Set problem:
Make an exact copy of all the records.

Information shown:
= = =

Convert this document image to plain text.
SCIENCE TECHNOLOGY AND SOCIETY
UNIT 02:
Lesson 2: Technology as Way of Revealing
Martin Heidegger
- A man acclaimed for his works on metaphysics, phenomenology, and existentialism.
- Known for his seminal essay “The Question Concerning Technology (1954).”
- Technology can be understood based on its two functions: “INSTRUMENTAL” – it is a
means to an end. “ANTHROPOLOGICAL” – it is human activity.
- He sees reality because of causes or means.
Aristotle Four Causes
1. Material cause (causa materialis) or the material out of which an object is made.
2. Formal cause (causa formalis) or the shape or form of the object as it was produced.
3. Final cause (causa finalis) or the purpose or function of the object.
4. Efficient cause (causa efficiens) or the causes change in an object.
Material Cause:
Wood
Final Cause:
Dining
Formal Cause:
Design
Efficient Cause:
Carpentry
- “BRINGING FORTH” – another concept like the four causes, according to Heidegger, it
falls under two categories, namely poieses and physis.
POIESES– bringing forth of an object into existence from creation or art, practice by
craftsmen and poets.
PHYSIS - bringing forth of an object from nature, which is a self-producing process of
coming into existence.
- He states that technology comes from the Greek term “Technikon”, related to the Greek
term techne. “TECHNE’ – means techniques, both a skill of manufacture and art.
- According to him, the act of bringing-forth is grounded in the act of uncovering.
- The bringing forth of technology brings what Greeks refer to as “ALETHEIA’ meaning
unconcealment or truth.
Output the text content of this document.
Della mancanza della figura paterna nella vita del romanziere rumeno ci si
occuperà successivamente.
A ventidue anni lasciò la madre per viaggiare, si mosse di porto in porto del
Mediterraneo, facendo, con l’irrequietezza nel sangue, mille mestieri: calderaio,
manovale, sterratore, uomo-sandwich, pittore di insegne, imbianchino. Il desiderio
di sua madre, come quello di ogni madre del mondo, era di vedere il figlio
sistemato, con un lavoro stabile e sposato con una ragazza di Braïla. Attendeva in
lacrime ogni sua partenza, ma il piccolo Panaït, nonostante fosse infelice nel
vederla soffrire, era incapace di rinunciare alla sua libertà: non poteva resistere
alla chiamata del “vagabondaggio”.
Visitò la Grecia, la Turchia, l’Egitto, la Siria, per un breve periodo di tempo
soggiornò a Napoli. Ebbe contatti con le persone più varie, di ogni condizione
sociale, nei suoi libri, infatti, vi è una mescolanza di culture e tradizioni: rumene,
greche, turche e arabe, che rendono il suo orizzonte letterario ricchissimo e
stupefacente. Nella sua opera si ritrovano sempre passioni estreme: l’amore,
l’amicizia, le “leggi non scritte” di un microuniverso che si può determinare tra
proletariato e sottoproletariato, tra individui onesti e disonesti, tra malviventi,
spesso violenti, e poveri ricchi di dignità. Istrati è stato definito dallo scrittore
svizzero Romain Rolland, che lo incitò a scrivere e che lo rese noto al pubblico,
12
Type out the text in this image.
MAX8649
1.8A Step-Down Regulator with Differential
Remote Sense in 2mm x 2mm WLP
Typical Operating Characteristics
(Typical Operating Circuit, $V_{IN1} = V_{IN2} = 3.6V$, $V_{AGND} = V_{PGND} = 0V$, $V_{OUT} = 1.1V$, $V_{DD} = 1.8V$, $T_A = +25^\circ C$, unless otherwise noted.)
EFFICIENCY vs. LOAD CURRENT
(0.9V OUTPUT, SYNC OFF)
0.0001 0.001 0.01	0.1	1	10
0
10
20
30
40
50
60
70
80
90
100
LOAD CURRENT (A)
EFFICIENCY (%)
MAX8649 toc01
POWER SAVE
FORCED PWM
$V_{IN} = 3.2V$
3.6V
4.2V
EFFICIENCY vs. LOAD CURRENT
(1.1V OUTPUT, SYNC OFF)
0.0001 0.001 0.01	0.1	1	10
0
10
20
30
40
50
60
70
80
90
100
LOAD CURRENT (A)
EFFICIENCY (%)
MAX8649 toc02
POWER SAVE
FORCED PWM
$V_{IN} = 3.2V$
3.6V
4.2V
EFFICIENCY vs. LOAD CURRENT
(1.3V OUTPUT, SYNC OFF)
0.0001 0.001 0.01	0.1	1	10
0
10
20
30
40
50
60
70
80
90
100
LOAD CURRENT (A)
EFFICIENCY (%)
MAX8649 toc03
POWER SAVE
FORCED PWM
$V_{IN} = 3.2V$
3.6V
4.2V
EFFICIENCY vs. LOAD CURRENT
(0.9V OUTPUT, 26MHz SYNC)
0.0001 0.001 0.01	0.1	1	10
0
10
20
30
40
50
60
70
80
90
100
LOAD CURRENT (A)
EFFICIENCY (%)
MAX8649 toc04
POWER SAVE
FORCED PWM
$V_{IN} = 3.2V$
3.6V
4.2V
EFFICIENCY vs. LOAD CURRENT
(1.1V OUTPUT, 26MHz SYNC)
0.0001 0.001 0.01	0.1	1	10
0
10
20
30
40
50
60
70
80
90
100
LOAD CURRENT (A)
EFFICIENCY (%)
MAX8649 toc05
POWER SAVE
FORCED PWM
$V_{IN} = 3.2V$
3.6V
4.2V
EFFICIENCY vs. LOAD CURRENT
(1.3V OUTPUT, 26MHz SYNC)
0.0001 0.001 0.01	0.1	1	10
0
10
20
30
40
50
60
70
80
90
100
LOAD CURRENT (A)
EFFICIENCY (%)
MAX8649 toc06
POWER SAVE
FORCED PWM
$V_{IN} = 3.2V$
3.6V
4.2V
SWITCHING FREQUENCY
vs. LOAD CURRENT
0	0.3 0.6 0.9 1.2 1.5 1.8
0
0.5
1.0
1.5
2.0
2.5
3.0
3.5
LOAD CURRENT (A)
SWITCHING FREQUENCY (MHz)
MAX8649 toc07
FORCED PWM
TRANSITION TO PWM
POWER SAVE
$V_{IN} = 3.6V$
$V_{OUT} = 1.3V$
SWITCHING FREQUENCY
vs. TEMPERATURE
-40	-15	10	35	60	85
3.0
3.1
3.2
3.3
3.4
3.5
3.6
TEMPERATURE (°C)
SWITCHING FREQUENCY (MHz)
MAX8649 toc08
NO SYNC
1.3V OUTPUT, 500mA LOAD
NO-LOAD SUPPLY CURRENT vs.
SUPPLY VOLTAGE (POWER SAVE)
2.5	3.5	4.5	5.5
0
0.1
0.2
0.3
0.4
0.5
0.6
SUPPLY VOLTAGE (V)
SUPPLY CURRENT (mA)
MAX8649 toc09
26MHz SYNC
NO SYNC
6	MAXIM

= = =

The answer:
Convert this document image to plain text.
SCIENCE TECHNOLOGY AND SOCIETY
UNIT 02:
Lesson 2: Technology as Way of Revealing
Martin Heidegger
- A man acclaimed for his works on metaphysics, phenomenology, and existentialism.
- Known for his seminal essay “The Question Concerning Technology (1954).”
- Technology can be understood based on its two functions: “INSTRUMENTAL” – it is a
means to an end. “ANTHROPOLOGICAL” – it is human activity.
- He sees reality because of causes or means.
Aristotle Four Causes
1. Material cause (causa materialis) or the material out of which an object is made.
2. Formal cause (causa formalis) or the shape or form of the object as it was produced.
3. Final cause (causa finalis) or the purpose or function of the object.
4. Efficient cause (causa efficiens) or the causes change in an object.
Material Cause:
Wood
Final Cause:
Dining
Formal Cause:
Design
Efficient Cause:
Carpentry
- “BRINGING FORTH” – another concept like the four causes, according to Heidegger, it
falls under two categories, namely poieses and physis.
POIESES– bringing forth of an object into existence from creation or art, practice by
craftsmen and poets.
PHYSIS - bringing forth of an object from nature, which is a self-producing process of
coming into existence.
- He states that technology comes from the Greek term “Technikon”, related to the Greek
term techne. “TECHNE’ – means techniques, both a skill of manufacture and art.
- According to him, the act of bringing-forth is grounded in the act of uncovering.
- The bringing forth of technology brings what Greeks refer to as “ALETHEIA’ meaning
unconcealment or truth.
Output the text content of this document.
Della mancanza della figura paterna nella vita del romanziere rumeno ci si
occuperà successivamente.
A ventidue anni lasciò la madre per viaggiare, si mosse di porto in porto del
Mediterraneo, facendo, con l’irrequietezza nel sangue, mille mestieri: calderaio,
manovale, sterratore, uomo-sandwich, pittore di insegne, imbianchino. Il desiderio
di sua madre, come quello di ogni madre del mondo, era di vedere il figlio
sistemato, con un lavoro stabile e sposato con una ragazza di Braïla. Attendeva in
lacrime ogni sua partenza, ma il piccolo Panaït, nonostante fosse infelice nel
vederla soffrire, era incapace di rinunciare alla sua libertà: non poteva resistere
alla chiamata del “vagabondaggio”.
Visitò la Grecia, la Turchia, l’Egitto, la Siria, per un breve periodo di tempo
soggiornò a Napoli. Ebbe contatti con le persone più varie, di ogni condizione
sociale, nei suoi libri, infatti, vi è una mescolanza di culture e tradizioni: rumene,
greche, turche e arabe, che rendono il suo orizzonte letterario ricchissimo e
stupefacente. Nella sua opera si ritrovano sempre passioni estreme: l’amore,
l’amicizia, le “leggi non scritte” di un microuniverso che si può determinare tra
proletariato e sottoproletariato, tra individui onesti e disonesti, tra malviventi,
spesso violenti, e poveri ricchi di dignità. Istrati è stato definito dallo scrittore
svizzero Romain Rolland, che lo incitò a scrivere e che lo rese noto al pubblico,
12
Type out the text in this image.
MAX8649
1.8A Step-Down Regulator with Differential
Remote Sense in 2mm x 2mm WLP
Typical Operating Characteristics
(Typical Operating Circuit, $V_{IN1} = V_{IN2} = 3.6V$, $V_{AGND} = V_{PGND} = 0V$, $V_{OUT} = 1.1V$, $V_{DD} = 1.8V$, $T_A = +25^\circ C$, unless otherwise noted.)
EFFICIENCY vs. LOAD CURRENT
(0.9V OUTPUT, SYNC OFF)
0.0001 0.001 0.01	0.1	1	10
0
10
20
30
40
50
60
70
80
90
100
LOAD CURRENT (A)
EFFICIENCY (%)
MAX8649 toc01
POWER SAVE
FORCED PWM
$V_{IN} = 3.2V$
3.6V
4.2V
EFFICIENCY vs. LOAD CURRENT
(1.1V OUTPUT, SYNC OFF)
0.0001 0.001 0.01	0.1	1	10
0
10
20
30
40
50
60
70
80
90
100
LOAD CURRENT (A)
EFFICIENCY (%)
MAX8649 toc02
POWER SAVE
FORCED PWM
$V_{IN} = 3.2V$
3.6V
4.2V
EFFICIENCY vs. LOAD CURRENT
(1.3V OUTPUT, SYNC OFF)
0.0001 0.001 0.01	0.1	1	10
0
10
20
30
40
50
60
70
80
90
100
LOAD CURRENT (A)
EFFICIENCY (%)
MAX8649 toc03
POWER SAVE
FORCED PWM
$V_{IN} = 3.2V$
3.6V
4.2V
EFFICIENCY vs. LOAD CURRENT
(0.9V OUTPUT, 26MHz SYNC)
0.0001 0.001 0.01	0.1	1	10
0
10
20
30
40
50
60
70
80
90
100
LOAD CURRENT (A)
EFFICIENCY (%)
MAX8649 toc04
POWER SAVE
FORCED PWM
$V_{IN} = 3.2V$
3.6V
4.2V
EFFICIENCY vs. LOAD CURRENT
(1.1V OUTPUT, 26MHz SYNC)
0.0001 0.001 0.01	0.1	1	10
0
10
20
30
40
50
60
70
80
90
100
LOAD CURRENT (A)
EFFICIENCY (%)
MAX8649 toc05
POWER SAVE
FORCED PWM
$V_{IN} = 3.2V$
3.6V
4.2V
EFFICIENCY vs. LOAD CURRENT
(1.3V OUTPUT, 26MHz SYNC)
0.0001 0.001 0.01	0.1	1	10
0
10
20
30
40
50
60
70
80
90
100
LOAD CURRENT (A)
EFFICIENCY (%)
MAX8649 toc06
POWER SAVE
FORCED PWM
$V_{IN} = 3.2V$
3.6V
4.2V
SWITCHING FREQUENCY
vs. LOAD CURRENT
0	0.3 0.6 0.9 1.2 1.5 1.8
0
0.5
1.0
1.5
2.0
2.5
3.0
3.5
LOAD CURRENT (A)
SWITCHING FREQUENCY (MHz)
MAX8649 toc07
FORCED PWM
TRANSITION TO PWM
POWER SAVE
$V_{IN} = 3.6V$
$V_{OUT} = 1.3V$
SWITCHING FREQUENCY
vs. TEMPERATURE
-40	-15	10	35	60	85
3.0
3.1
3.2
3.3
3.4
3.5
3.6
TEMPERATURE (°C)
SWITCHING FREQUENCY (MHz)
MAX8649 toc08
NO SYNC
1.3V OUTPUT, 500mA LOAD
NO-LOAD SUPPLY CURRENT vs.
SUPPLY VOLTAGE (POWER SAVE)
2.5	3.5	4.5	5.5
0
0.1
0.2
0.3
0.4
0.5
0.6
SUPPLY VOLTAGE (V)
SUPPLY CURRENT (mA)
MAX8649 toc09
26MHz SYNC
NO SYNC
6	MAXIM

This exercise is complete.